Description of the task: Convert the lines below into a JSON list of strings with one string per line, skipping any blank lines and leaving out the pictures.
-- start of Input material --
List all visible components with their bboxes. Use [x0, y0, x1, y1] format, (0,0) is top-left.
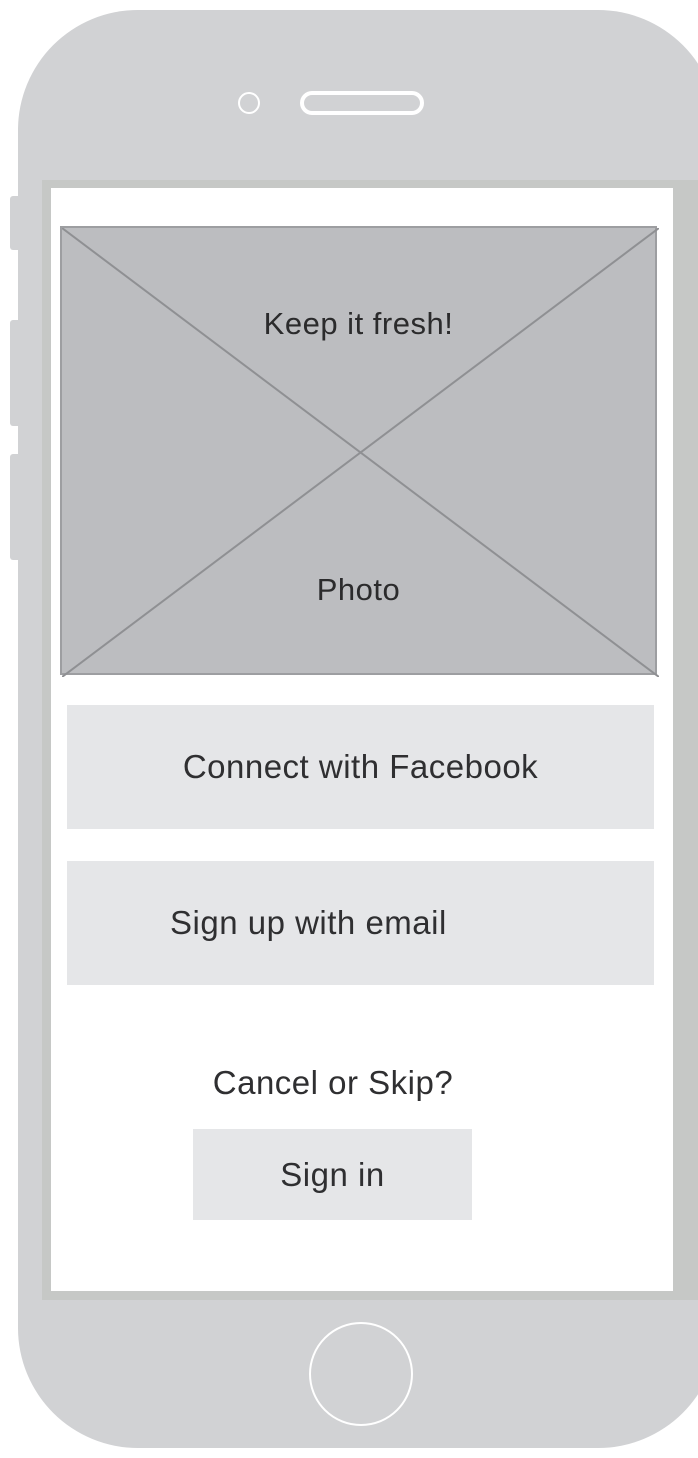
volume-up-button: [10, 320, 20, 426]
photo-placeholder: Keep it fresh! Photo: [60, 226, 659, 677]
home-button-icon[interactable]: [309, 1322, 413, 1426]
placeholder-cross-icon: [62, 228, 659, 677]
sign-in-label: Sign in: [280, 1155, 385, 1193]
silent-switch: [10, 196, 20, 250]
volume-down-button: [10, 454, 20, 560]
connect-facebook-button[interactable]: Connect with Facebook: [67, 705, 654, 829]
signup-email-label: Sign up with email: [170, 904, 447, 941]
camera-icon: [238, 92, 260, 114]
cancel-skip-link[interactable]: Cancel or Skip?: [0, 1064, 666, 1102]
speaker-icon: [300, 91, 424, 115]
signup-email-button[interactable]: Sign up with email: [67, 861, 654, 985]
photo-label: Photo: [316, 572, 401, 607]
photo-title: Keep it fresh!: [263, 306, 454, 341]
connect-facebook-label: Connect with Facebook: [182, 748, 539, 785]
sign-in-button[interactable]: Sign in: [193, 1129, 472, 1220]
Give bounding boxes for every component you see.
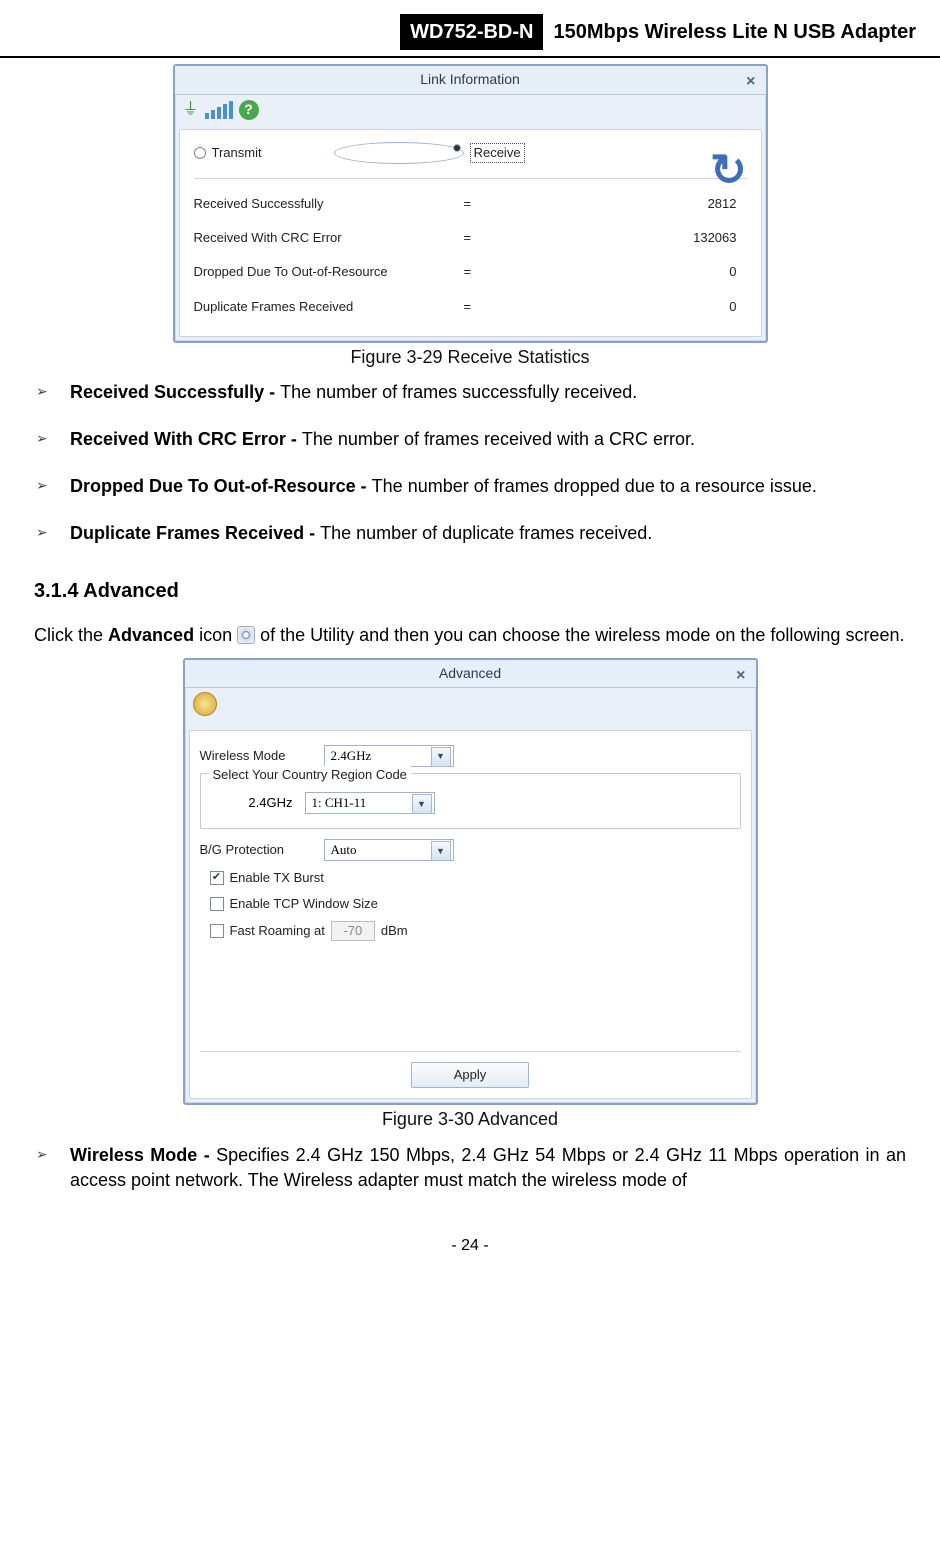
-- end of Input material --
Final answer:
[
  "List all visible components with their bboxes. Use [x0, y0, x1, y1] format, (0,0) is top-left.",
  "volume-up-button: [10, 320, 20, 426]",
  "photo-placeholder: Keep it fresh! Photo: [60, 226, 659, 677]",
  "home-button-icon[interactable]: [309, 1322, 413, 1426]",
  "placeholder-cross-icon: [62, 228, 659, 677]",
  "sign-in-label: Sign in: [280, 1155, 385, 1193]",
  "silent-switch: [10, 196, 20, 250]",
  "volume-down-button: [10, 454, 20, 560]",
  "connect-facebook-button[interactable]: Connect with Facebook: [67, 705, 654, 829]",
  "signup-email-label: Sign up with email: [170, 904, 447, 941]",
  "camera-icon: [238, 92, 260, 114]",
  "cancel-skip-link[interactable]: Cancel or Skip?: [0, 1064, 666, 1102]",
  "speaker-icon: [300, 91, 424, 115]",
  "signup-email-button[interactable]: Sign up with email: [67, 861, 654, 985]",
  "photo-label: Photo: [316, 572, 401, 607]",
  "photo-title: Keep it fresh!: [263, 306, 454, 341]",
  "connect-facebook-label: Connect with Facebook: [182, 748, 539, 785]",
  "sign-in-button[interactable]: Sign in: [193, 1129, 472, 1220]",
  "Give bounding boxes for every component you see."
]